TASK TO CARRY OUT — Copy out the data exactly, leaving the pictures behind.

MATERIALS PROVIDED —
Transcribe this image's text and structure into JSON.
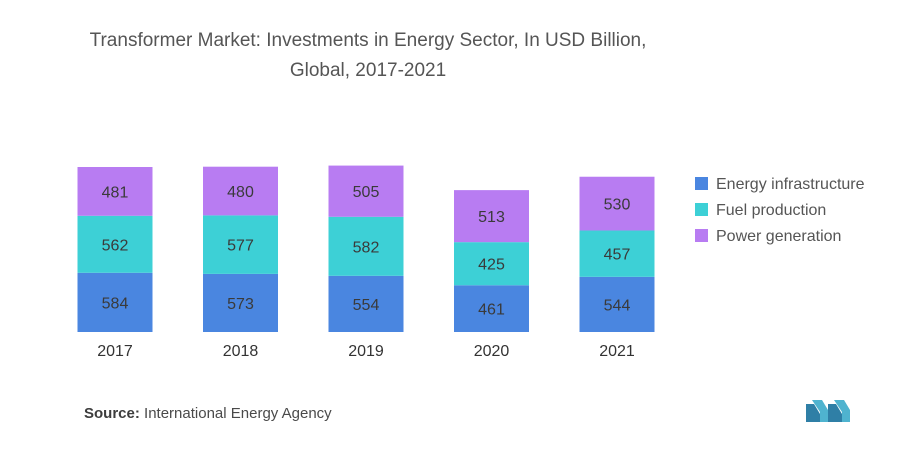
{
  "chart_data": {
    "type": "bar",
    "stacked": true,
    "title": "Transformer Market: Investments in Energy Sector, In USD Billion,",
    "subtitle": "Global, 2017-2021",
    "categories": [
      "2017",
      "2018",
      "2019",
      "2020",
      "2021"
    ],
    "series": [
      {
        "name": "Energy infrastructure",
        "color": "#4a86e0",
        "values": [
          584,
          573,
          554,
          461,
          544
        ]
      },
      {
        "name": "Fuel production",
        "color": "#3dd0d6",
        "values": [
          562,
          577,
          582,
          425,
          457
        ]
      },
      {
        "name": "Power generation",
        "color": "#b87cf2",
        "values": [
          481,
          480,
          505,
          513,
          530
        ]
      }
    ],
    "legend_position": "right",
    "grid": false,
    "data_labels": true
  },
  "source": {
    "label": "Source:",
    "text": "International Energy Agency"
  },
  "logo": "mordor-intelligence-logo"
}
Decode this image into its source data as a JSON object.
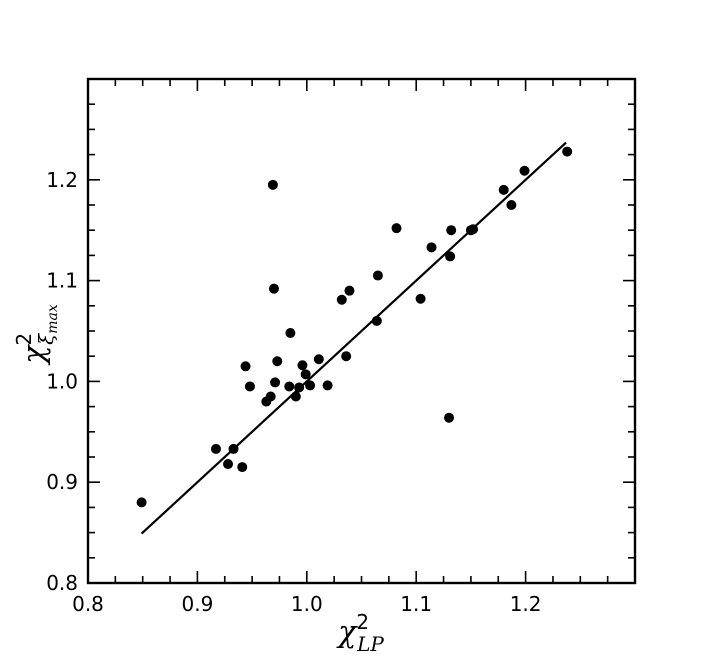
{
  "chart_data": {
    "type": "scatter",
    "xlabel": {
      "base": "χ",
      "sup": "2",
      "sub": "LP"
    },
    "ylabel": {
      "base": "χ",
      "sup": "2",
      "sub": "ξ",
      "subsub": "max"
    },
    "xlim": [
      0.8,
      1.3
    ],
    "ylim": [
      0.8,
      1.3
    ],
    "xticks": [
      "0.8",
      "0.9",
      "1.0",
      "1.1",
      "1.2"
    ],
    "yticks": [
      "0.8",
      "0.9",
      "1.0",
      "1.1",
      "1.2"
    ],
    "grid": false,
    "marker_color": "#000000",
    "points": [
      {
        "x": 0.849,
        "y": 0.88
      },
      {
        "x": 0.917,
        "y": 0.933
      },
      {
        "x": 0.928,
        "y": 0.918
      },
      {
        "x": 0.933,
        "y": 0.933
      },
      {
        "x": 0.941,
        "y": 0.915
      },
      {
        "x": 0.944,
        "y": 1.015
      },
      {
        "x": 0.948,
        "y": 0.995
      },
      {
        "x": 0.963,
        "y": 0.98
      },
      {
        "x": 0.967,
        "y": 0.985
      },
      {
        "x": 0.969,
        "y": 1.195
      },
      {
        "x": 0.97,
        "y": 1.092
      },
      {
        "x": 0.971,
        "y": 0.999
      },
      {
        "x": 0.973,
        "y": 1.02
      },
      {
        "x": 0.984,
        "y": 0.995
      },
      {
        "x": 0.985,
        "y": 1.048
      },
      {
        "x": 0.99,
        "y": 0.985
      },
      {
        "x": 0.993,
        "y": 0.994
      },
      {
        "x": 0.996,
        "y": 1.016
      },
      {
        "x": 0.999,
        "y": 1.007
      },
      {
        "x": 1.003,
        "y": 0.996
      },
      {
        "x": 1.011,
        "y": 1.022
      },
      {
        "x": 1.019,
        "y": 0.996
      },
      {
        "x": 1.032,
        "y": 1.081
      },
      {
        "x": 1.036,
        "y": 1.025
      },
      {
        "x": 1.039,
        "y": 1.09
      },
      {
        "x": 1.064,
        "y": 1.06
      },
      {
        "x": 1.065,
        "y": 1.105
      },
      {
        "x": 1.082,
        "y": 1.152
      },
      {
        "x": 1.104,
        "y": 1.082
      },
      {
        "x": 1.114,
        "y": 1.133
      },
      {
        "x": 1.13,
        "y": 0.964
      },
      {
        "x": 1.131,
        "y": 1.124
      },
      {
        "x": 1.132,
        "y": 1.15
      },
      {
        "x": 1.15,
        "y": 1.15
      },
      {
        "x": 1.152,
        "y": 1.151
      },
      {
        "x": 1.18,
        "y": 1.19
      },
      {
        "x": 1.187,
        "y": 1.175
      },
      {
        "x": 1.199,
        "y": 1.209
      },
      {
        "x": 1.238,
        "y": 1.228
      }
    ],
    "fit_line": {
      "x": [
        0.849,
        1.237
      ],
      "y": [
        0.849,
        1.237
      ]
    }
  }
}
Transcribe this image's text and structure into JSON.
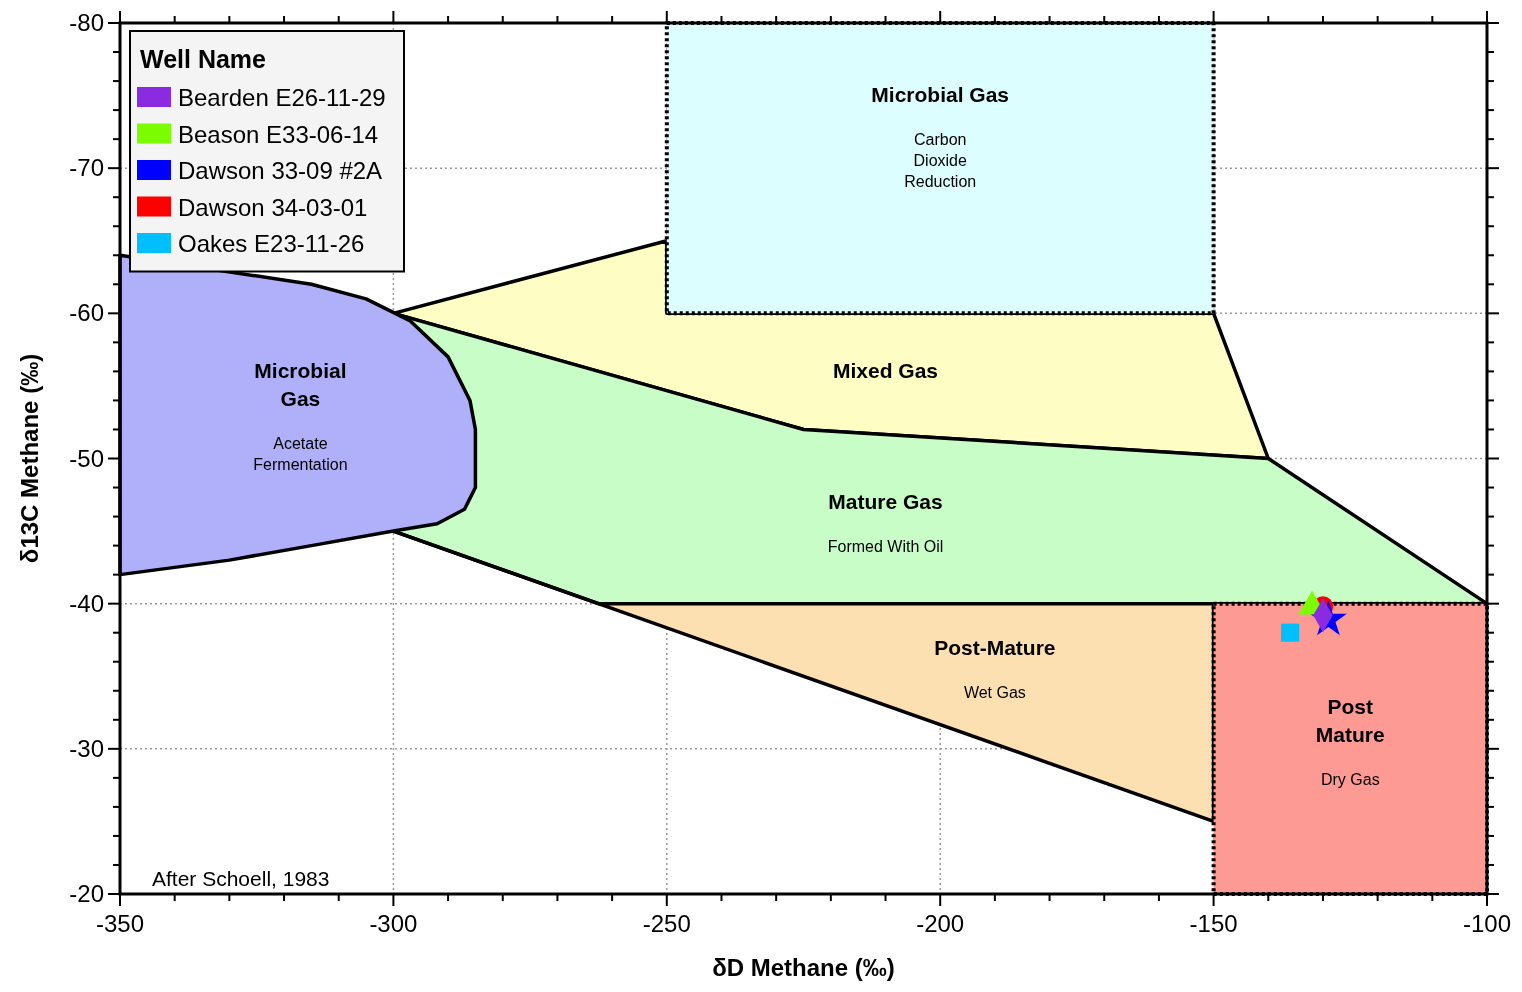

COMPLETED TASK —
Transcribe this image's text and structure into JSON.
{
  "chart_data": {
    "type": "bar",
    "stacked": true,
    "title": "Transformer Market: Investments in Energy Sector, In USD Billion,",
    "subtitle": "Global, 2017-2021",
    "categories": [
      "2017",
      "2018",
      "2019",
      "2020",
      "2021"
    ],
    "series": [
      {
        "name": "Energy infrastructure",
        "color": "#4a86e0",
        "values": [
          584,
          573,
          554,
          461,
          544
        ]
      },
      {
        "name": "Fuel production",
        "color": "#3dd0d6",
        "values": [
          562,
          577,
          582,
          425,
          457
        ]
      },
      {
        "name": "Power generation",
        "color": "#b87cf2",
        "values": [
          481,
          480,
          505,
          513,
          530
        ]
      }
    ],
    "legend_position": "right",
    "grid": false,
    "data_labels": true
  },
  "source": {
    "label": "Source:",
    "text": "International Energy Agency"
  },
  "logo": "mordor-intelligence-logo"
}
Decode this image into its source data as a JSON object.
{
  "chart_data": {
    "type": "scatter",
    "xlabel": {
      "base": "χ",
      "sup": "2",
      "sub": "LP"
    },
    "ylabel": {
      "base": "χ",
      "sup": "2",
      "sub": "ξ",
      "subsub": "max"
    },
    "xlim": [
      0.8,
      1.3
    ],
    "ylim": [
      0.8,
      1.3
    ],
    "xticks": [
      "0.8",
      "0.9",
      "1.0",
      "1.1",
      "1.2"
    ],
    "yticks": [
      "0.8",
      "0.9",
      "1.0",
      "1.1",
      "1.2"
    ],
    "grid": false,
    "marker_color": "#000000",
    "points": [
      {
        "x": 0.849,
        "y": 0.88
      },
      {
        "x": 0.917,
        "y": 0.933
      },
      {
        "x": 0.928,
        "y": 0.918
      },
      {
        "x": 0.933,
        "y": 0.933
      },
      {
        "x": 0.941,
        "y": 0.915
      },
      {
        "x": 0.944,
        "y": 1.015
      },
      {
        "x": 0.948,
        "y": 0.995
      },
      {
        "x": 0.963,
        "y": 0.98
      },
      {
        "x": 0.967,
        "y": 0.985
      },
      {
        "x": 0.969,
        "y": 1.195
      },
      {
        "x": 0.97,
        "y": 1.092
      },
      {
        "x": 0.971,
        "y": 0.999
      },
      {
        "x": 0.973,
        "y": 1.02
      },
      {
        "x": 0.984,
        "y": 0.995
      },
      {
        "x": 0.985,
        "y": 1.048
      },
      {
        "x": 0.99,
        "y": 0.985
      },
      {
        "x": 0.993,
        "y": 0.994
      },
      {
        "x": 0.996,
        "y": 1.016
      },
      {
        "x": 0.999,
        "y": 1.007
      },
      {
        "x": 1.003,
        "y": 0.996
      },
      {
        "x": 1.011,
        "y": 1.022
      },
      {
        "x": 1.019,
        "y": 0.996
      },
      {
        "x": 1.032,
        "y": 1.081
      },
      {
        "x": 1.036,
        "y": 1.025
      },
      {
        "x": 1.039,
        "y": 1.09
      },
      {
        "x": 1.064,
        "y": 1.06
      },
      {
        "x": 1.065,
        "y": 1.105
      },
      {
        "x": 1.082,
        "y": 1.152
      },
      {
        "x": 1.104,
        "y": 1.082
      },
      {
        "x": 1.114,
        "y": 1.133
      },
      {
        "x": 1.13,
        "y": 0.964
      },
      {
        "x": 1.131,
        "y": 1.124
      },
      {
        "x": 1.132,
        "y": 1.15
      },
      {
        "x": 1.15,
        "y": 1.15
      },
      {
        "x": 1.152,
        "y": 1.151
      },
      {
        "x": 1.18,
        "y": 1.19
      },
      {
        "x": 1.187,
        "y": 1.175
      },
      {
        "x": 1.199,
        "y": 1.209
      },
      {
        "x": 1.238,
        "y": 1.228
      }
    ],
    "fit_line": {
      "x": [
        0.849,
        1.237
      ],
      "y": [
        0.849,
        1.237
      ]
    }
  }
}
Transcribe this image's text and structure into JSON.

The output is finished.